- GIVEN TASK
Which lines include the word "using"? Copy each of them.

- INPUT MATERIAL
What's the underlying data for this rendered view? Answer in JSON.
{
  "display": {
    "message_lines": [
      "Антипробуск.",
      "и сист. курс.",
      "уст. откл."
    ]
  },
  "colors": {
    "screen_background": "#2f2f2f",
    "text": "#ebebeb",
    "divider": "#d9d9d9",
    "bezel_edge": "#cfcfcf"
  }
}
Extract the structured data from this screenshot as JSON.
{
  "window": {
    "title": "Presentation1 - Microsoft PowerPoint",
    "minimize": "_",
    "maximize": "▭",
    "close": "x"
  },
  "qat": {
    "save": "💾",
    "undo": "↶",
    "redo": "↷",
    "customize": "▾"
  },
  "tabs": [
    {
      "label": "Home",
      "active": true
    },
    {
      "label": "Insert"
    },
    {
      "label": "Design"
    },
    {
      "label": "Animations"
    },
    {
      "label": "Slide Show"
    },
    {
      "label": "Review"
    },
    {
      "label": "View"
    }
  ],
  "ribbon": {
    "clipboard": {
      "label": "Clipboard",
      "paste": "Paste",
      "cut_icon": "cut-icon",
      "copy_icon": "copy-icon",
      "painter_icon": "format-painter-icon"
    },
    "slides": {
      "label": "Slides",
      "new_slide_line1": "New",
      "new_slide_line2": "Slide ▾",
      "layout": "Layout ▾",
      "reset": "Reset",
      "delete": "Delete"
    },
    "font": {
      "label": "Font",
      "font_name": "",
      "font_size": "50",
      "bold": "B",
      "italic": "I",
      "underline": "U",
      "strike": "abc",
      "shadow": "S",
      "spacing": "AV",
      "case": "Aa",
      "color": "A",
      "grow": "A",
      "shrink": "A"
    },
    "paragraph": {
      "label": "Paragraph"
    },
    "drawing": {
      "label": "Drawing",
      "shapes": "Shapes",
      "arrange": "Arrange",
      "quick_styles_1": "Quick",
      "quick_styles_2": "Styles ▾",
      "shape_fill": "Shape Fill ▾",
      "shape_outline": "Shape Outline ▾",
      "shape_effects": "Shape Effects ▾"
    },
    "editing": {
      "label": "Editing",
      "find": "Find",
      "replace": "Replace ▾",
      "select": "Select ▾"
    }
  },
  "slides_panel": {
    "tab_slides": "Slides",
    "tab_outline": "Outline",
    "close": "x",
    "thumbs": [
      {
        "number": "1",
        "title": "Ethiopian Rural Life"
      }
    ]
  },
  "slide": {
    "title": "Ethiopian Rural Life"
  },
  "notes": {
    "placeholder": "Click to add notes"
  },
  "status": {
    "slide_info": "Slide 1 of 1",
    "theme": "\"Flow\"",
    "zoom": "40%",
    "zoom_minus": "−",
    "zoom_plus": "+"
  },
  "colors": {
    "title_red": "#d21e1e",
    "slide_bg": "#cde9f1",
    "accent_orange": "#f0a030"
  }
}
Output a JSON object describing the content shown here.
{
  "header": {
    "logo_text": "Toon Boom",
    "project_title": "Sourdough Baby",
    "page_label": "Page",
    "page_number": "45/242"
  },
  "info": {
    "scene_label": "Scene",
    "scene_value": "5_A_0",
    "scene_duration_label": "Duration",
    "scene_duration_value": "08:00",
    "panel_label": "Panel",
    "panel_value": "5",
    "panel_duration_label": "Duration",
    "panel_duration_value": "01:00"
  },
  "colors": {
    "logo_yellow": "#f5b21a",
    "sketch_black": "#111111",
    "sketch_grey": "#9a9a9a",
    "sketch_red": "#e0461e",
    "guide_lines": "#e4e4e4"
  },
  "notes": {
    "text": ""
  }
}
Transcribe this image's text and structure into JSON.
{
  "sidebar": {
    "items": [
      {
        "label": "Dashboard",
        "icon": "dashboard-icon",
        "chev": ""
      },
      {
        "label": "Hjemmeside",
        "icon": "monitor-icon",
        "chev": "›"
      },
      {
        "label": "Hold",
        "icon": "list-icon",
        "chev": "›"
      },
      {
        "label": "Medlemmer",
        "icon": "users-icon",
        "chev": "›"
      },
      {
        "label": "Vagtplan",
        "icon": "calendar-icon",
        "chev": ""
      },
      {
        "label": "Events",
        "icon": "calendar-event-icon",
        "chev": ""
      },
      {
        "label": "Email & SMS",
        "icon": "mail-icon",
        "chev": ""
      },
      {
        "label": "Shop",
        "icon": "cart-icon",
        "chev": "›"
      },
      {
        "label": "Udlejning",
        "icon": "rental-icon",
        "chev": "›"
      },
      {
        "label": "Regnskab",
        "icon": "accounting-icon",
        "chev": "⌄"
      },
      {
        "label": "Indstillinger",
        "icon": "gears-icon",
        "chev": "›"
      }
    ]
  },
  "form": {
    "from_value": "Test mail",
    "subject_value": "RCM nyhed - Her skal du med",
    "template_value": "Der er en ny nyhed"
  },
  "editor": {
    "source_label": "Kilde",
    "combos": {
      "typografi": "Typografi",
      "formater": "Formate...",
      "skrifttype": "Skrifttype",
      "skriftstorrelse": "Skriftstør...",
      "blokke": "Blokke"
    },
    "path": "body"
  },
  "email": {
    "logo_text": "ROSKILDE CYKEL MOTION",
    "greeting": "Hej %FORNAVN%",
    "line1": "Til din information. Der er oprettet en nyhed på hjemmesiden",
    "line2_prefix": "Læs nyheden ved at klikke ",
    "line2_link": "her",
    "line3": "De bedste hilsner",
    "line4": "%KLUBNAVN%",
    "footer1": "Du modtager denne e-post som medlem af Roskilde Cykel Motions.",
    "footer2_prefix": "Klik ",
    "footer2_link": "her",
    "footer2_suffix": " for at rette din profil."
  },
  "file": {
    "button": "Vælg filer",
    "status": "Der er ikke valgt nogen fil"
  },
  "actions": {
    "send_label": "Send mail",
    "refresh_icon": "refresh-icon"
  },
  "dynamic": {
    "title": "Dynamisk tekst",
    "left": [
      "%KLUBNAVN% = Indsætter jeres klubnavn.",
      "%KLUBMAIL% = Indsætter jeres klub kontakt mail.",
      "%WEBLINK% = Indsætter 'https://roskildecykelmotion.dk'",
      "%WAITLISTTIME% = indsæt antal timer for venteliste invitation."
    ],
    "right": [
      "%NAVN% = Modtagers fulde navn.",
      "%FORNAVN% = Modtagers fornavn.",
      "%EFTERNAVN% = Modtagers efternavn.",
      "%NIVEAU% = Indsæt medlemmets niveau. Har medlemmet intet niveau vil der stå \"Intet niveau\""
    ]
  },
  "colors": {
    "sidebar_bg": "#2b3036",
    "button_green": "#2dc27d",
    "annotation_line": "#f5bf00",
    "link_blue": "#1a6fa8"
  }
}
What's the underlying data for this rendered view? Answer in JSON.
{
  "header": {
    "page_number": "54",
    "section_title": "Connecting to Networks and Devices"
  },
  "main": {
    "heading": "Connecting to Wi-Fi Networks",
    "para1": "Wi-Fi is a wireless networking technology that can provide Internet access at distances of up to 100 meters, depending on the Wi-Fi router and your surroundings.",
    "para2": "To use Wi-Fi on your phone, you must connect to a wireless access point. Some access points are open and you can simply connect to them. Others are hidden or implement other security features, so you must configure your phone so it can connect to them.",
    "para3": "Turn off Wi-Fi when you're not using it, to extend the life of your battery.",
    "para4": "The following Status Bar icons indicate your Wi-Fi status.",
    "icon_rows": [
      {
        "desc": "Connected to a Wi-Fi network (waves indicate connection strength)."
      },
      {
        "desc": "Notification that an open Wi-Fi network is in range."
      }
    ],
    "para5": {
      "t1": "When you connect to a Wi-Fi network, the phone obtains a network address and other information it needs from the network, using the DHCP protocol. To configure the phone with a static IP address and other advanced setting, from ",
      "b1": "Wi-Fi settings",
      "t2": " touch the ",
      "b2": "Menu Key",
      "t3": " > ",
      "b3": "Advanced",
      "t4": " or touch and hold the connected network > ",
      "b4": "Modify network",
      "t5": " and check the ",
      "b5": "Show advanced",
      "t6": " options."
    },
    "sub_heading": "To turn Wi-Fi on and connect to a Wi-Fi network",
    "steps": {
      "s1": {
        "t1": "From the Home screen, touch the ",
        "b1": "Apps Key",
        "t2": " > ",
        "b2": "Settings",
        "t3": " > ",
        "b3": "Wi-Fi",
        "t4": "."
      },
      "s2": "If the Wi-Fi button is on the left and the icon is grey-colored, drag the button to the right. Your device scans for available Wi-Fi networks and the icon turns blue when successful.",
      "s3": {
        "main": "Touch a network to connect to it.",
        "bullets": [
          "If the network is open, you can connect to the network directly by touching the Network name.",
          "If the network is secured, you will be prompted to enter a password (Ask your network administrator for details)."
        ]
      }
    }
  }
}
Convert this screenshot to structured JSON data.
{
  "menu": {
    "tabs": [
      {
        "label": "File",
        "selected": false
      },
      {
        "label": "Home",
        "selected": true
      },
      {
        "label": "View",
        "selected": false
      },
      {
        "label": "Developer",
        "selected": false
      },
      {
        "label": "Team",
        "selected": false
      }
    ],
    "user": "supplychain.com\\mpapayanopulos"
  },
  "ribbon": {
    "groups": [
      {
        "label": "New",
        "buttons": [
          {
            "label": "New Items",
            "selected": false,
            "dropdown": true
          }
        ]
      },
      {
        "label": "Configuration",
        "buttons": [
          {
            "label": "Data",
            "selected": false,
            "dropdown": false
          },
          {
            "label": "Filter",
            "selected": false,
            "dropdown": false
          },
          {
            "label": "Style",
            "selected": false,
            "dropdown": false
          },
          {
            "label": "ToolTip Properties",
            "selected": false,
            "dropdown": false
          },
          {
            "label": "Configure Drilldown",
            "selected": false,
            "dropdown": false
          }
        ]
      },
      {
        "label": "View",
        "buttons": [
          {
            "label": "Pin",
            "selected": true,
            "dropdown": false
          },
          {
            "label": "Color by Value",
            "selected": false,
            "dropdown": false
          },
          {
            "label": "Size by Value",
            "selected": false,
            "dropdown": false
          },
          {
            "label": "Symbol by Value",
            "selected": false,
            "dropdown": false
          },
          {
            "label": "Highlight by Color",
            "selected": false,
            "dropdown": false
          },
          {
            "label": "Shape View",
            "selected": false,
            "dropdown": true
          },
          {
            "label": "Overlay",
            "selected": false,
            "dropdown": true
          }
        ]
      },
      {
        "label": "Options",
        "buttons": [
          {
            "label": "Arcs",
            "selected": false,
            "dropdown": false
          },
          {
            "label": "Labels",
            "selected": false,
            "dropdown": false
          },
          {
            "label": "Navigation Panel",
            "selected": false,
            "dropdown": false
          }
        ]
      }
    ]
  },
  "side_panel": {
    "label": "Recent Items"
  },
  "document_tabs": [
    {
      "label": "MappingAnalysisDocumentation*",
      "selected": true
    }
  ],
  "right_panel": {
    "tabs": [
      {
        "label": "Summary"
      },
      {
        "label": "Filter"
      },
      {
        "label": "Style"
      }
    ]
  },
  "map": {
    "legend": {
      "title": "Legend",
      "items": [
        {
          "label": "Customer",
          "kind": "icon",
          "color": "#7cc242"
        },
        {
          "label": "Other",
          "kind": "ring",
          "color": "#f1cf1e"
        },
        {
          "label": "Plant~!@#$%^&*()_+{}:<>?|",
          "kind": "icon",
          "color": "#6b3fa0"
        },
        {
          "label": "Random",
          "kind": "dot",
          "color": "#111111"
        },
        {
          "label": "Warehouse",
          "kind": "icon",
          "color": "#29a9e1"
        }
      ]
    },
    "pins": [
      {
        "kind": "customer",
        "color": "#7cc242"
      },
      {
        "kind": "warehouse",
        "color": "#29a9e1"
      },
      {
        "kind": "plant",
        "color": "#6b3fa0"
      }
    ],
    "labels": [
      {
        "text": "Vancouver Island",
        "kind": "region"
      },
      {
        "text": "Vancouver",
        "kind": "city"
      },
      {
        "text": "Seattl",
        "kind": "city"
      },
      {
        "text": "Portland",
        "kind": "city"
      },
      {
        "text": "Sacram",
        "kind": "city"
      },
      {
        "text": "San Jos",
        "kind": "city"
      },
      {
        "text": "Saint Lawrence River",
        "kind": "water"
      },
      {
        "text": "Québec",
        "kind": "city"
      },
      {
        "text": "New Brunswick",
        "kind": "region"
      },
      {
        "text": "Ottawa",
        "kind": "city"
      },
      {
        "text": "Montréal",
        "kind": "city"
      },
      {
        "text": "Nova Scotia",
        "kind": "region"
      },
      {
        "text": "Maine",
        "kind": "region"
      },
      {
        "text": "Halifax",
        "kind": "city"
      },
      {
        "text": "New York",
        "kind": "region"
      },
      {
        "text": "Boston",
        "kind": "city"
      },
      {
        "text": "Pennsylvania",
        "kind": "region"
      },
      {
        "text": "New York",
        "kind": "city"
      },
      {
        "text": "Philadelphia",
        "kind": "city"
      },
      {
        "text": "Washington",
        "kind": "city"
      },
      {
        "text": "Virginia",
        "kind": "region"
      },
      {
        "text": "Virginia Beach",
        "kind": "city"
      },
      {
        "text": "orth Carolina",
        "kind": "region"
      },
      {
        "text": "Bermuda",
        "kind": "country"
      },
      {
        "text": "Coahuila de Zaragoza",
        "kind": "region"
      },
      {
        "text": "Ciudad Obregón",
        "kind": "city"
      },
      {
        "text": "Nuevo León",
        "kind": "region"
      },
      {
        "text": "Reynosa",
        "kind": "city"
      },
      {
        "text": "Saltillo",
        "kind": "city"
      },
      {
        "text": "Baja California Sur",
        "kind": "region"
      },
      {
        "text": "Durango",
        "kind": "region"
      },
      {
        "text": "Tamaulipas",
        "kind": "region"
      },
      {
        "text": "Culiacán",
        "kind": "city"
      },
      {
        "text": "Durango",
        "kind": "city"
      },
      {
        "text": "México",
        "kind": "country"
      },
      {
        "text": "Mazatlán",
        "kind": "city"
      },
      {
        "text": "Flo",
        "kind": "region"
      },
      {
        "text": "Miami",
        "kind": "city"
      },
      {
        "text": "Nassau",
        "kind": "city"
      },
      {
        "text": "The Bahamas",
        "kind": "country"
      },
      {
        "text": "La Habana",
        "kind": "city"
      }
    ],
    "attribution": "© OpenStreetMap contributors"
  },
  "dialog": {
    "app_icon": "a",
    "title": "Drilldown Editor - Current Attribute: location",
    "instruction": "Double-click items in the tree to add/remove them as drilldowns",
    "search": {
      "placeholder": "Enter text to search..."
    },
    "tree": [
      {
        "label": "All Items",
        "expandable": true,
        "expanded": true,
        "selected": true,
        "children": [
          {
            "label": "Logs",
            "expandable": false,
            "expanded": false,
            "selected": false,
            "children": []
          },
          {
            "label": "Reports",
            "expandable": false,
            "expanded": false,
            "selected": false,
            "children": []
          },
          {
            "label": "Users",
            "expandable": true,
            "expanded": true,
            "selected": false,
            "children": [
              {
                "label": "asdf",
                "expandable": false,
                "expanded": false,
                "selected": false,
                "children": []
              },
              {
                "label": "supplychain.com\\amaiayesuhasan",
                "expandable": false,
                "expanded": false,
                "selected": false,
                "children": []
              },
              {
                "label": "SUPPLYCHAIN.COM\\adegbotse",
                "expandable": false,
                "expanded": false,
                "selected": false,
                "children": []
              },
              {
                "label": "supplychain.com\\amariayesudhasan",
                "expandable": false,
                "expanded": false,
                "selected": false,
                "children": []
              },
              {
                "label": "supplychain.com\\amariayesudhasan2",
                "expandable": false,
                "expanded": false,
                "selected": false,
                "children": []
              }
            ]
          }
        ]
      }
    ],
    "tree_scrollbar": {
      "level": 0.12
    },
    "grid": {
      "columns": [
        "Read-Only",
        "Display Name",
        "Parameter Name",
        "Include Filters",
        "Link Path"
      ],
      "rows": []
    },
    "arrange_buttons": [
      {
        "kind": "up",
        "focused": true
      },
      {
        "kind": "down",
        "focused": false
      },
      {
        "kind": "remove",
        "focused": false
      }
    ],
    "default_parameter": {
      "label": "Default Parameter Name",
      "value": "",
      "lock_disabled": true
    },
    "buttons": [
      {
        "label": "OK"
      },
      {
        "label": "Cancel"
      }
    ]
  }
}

- ANSWER
    "para3": "Turn off Wi-Fi when you're not using it, to extend the life of your battery.",
      "t1": "When you connect to a Wi-Fi network, the phone obtains a network address and other information it needs from the network, using the DHCP protocol. To configure the phone with a static IP address and other advanced setting, from ",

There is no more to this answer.